------ Extracted material ------

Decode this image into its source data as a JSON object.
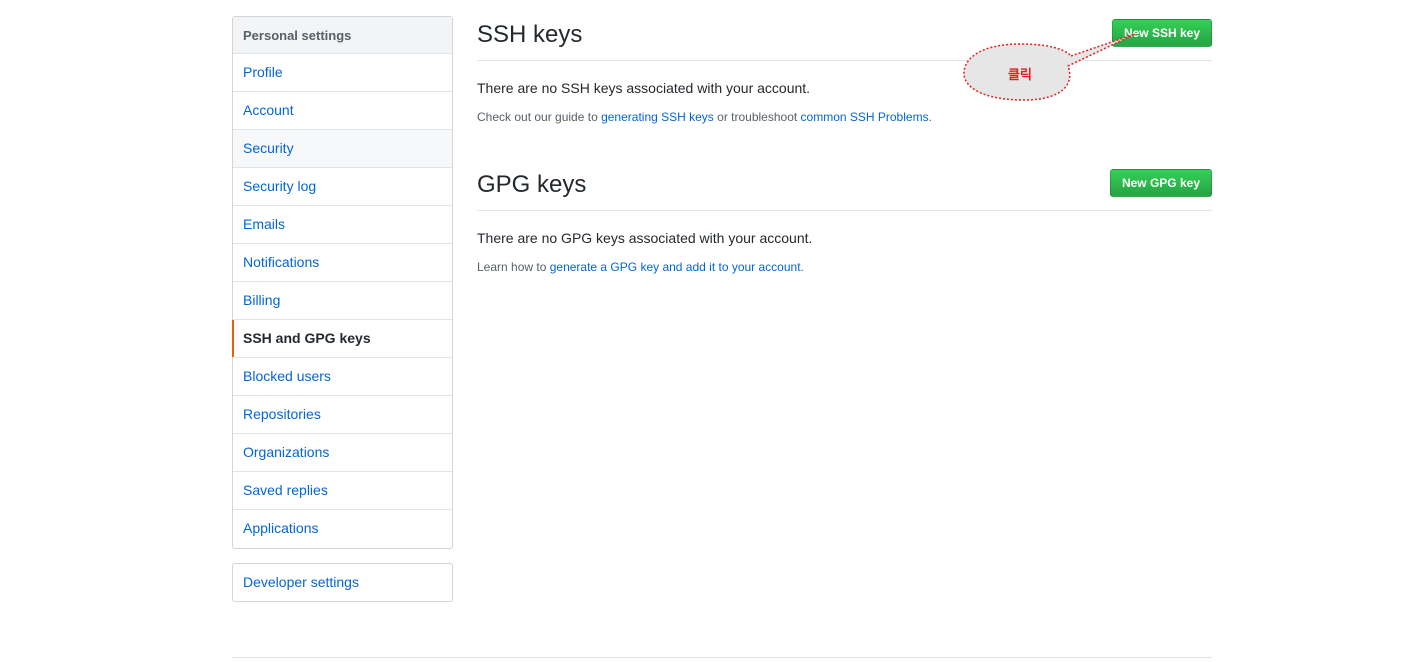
{
  "sidebar": {
    "heading": "Personal settings",
    "items": [
      {
        "label": "Profile"
      },
      {
        "label": "Account"
      },
      {
        "label": "Security"
      },
      {
        "label": "Security log"
      },
      {
        "label": "Emails"
      },
      {
        "label": "Notifications"
      },
      {
        "label": "Billing"
      },
      {
        "label": "SSH and GPG keys"
      },
      {
        "label": "Blocked users"
      },
      {
        "label": "Repositories"
      },
      {
        "label": "Organizations"
      },
      {
        "label": "Saved replies"
      },
      {
        "label": "Applications"
      }
    ],
    "developer_settings": "Developer settings",
    "selected_index": 7
  },
  "ssh": {
    "title": "SSH keys",
    "button": "New SSH key",
    "empty": "There are no SSH keys associated with your account.",
    "hint_prefix": "Check out our guide to ",
    "hint_link1": "generating SSH keys",
    "hint_middle": " or troubleshoot ",
    "hint_link2": "common SSH Problems",
    "hint_suffix": "."
  },
  "gpg": {
    "title": "GPG keys",
    "button": "New GPG key",
    "empty": "There are no GPG keys associated with your account.",
    "hint_prefix": "Learn how to ",
    "hint_link": "generate a GPG key and add it to your account",
    "hint_suffix": "."
  },
  "annotation": {
    "text": "클릭",
    "color": "#e02020"
  },
  "colors": {
    "link": "#0366d6",
    "button_green": "#28a745",
    "selected_marker": "#e36209"
  }
}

------

* _Aim of the task_
Only the number is wanted: how many lines of the material above include the word "your"?

* _Result of this task_
3